▸ **Problem description**: Search the data for the string "page" and gather each line it is in.

Saved data entries:
#####
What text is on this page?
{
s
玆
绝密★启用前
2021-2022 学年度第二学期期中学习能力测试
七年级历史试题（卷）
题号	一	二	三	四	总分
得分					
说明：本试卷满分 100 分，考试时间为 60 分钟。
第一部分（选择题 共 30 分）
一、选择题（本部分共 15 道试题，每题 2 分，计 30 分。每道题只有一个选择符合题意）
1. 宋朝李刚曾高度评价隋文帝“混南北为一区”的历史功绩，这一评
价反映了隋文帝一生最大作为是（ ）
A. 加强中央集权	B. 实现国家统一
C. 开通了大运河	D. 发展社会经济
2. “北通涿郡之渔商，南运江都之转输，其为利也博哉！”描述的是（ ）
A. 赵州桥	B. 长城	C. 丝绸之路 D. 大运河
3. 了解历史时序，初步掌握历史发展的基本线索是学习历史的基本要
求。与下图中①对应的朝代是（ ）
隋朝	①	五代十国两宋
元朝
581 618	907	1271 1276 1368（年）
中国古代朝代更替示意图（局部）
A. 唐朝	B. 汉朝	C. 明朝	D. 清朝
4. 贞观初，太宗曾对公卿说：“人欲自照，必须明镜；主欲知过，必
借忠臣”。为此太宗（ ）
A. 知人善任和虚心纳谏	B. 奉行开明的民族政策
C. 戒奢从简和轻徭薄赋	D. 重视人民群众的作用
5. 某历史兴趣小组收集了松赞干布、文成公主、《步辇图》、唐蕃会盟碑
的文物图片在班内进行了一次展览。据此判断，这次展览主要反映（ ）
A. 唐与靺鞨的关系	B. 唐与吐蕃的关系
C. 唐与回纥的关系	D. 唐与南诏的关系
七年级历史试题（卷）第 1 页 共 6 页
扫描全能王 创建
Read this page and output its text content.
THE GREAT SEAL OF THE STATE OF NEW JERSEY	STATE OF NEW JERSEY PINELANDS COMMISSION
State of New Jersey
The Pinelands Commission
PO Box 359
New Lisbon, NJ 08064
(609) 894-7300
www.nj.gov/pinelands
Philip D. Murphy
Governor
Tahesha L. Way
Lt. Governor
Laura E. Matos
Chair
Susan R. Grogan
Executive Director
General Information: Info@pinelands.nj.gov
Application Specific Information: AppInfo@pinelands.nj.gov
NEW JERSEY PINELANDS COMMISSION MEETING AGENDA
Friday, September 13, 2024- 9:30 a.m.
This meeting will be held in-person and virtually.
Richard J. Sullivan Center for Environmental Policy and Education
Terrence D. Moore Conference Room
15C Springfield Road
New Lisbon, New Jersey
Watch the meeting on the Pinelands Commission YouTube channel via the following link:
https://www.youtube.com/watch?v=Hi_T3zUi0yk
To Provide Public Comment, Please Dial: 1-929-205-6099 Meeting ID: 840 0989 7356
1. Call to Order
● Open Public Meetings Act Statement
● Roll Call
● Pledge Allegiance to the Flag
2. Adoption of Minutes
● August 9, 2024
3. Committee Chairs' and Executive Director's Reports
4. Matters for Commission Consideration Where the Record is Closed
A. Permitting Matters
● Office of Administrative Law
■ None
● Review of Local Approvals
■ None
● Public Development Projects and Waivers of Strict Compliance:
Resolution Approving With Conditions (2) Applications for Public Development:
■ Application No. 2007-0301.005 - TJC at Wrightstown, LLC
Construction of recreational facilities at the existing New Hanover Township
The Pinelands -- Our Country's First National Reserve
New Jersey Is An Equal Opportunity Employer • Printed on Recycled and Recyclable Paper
#####
▸ **Exercise response**:
What text is on this page?
Read this page and output its text content.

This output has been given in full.